Stated task
Search the material for the string "Gaston", then return every line where it is found.

** Begin Data rows **

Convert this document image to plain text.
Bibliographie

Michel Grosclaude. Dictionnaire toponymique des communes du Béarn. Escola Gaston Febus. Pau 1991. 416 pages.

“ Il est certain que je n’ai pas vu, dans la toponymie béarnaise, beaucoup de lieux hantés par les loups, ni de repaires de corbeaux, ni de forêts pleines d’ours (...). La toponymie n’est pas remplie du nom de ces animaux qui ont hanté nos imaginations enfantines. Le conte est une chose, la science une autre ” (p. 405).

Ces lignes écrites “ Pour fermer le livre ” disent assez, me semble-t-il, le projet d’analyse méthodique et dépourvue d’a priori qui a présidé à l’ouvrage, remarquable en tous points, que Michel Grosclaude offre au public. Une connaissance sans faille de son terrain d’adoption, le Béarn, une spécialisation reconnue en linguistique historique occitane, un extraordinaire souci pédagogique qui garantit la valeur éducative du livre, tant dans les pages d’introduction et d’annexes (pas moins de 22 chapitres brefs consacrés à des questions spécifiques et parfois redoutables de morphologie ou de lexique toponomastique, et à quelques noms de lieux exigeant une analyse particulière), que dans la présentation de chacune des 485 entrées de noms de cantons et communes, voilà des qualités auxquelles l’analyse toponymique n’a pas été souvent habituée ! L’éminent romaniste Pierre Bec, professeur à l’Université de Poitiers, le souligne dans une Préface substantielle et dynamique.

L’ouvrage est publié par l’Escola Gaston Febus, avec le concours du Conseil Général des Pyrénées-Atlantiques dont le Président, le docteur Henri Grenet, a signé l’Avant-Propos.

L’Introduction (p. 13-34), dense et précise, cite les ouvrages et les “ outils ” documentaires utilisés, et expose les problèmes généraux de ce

** End Data rows **
** Begin Data rows **

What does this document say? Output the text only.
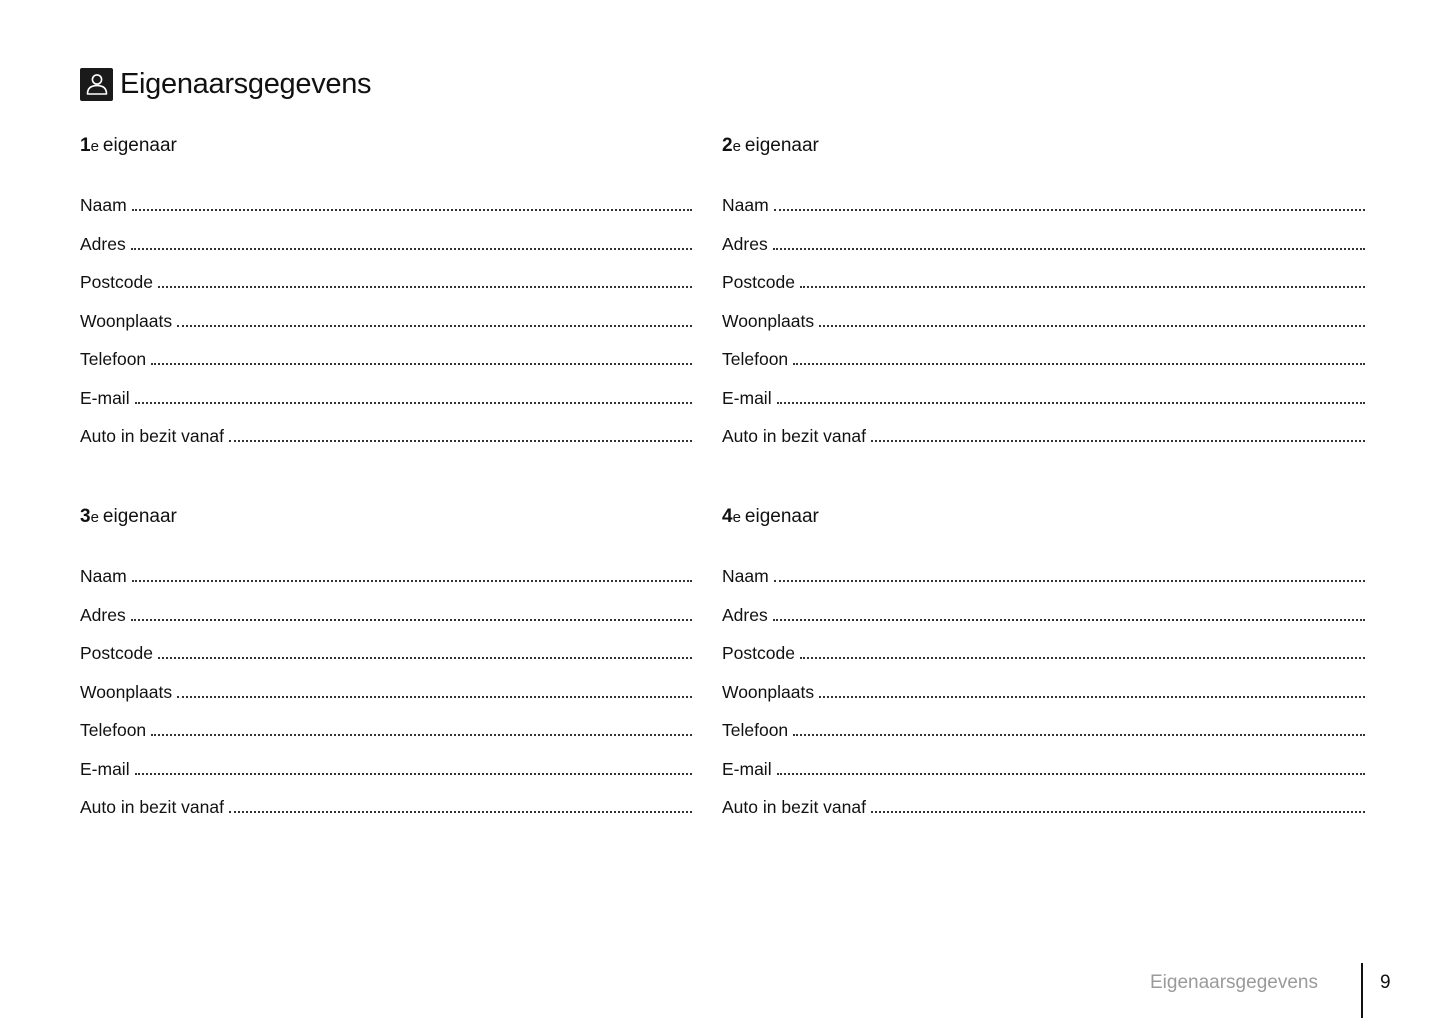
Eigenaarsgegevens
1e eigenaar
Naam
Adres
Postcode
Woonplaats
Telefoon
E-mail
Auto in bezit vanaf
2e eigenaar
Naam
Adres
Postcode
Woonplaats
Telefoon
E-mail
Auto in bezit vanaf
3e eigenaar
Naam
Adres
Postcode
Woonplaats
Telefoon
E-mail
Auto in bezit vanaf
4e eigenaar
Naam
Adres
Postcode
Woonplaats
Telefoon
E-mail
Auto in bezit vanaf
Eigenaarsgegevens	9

** End Data rows **

Exercise response
Michel Grosclaude. Dictionnaire toponymique des communes du Béarn. Escola Gaston Febus. Pau 1991. 416 pages.
L’ouvrage est publié par l’Escola Gaston Febus, avec le concours du Conseil Général des Pyrénées-Atlantiques dont le Président, le docteur Henri Grenet, a signé l’Avant-Propos.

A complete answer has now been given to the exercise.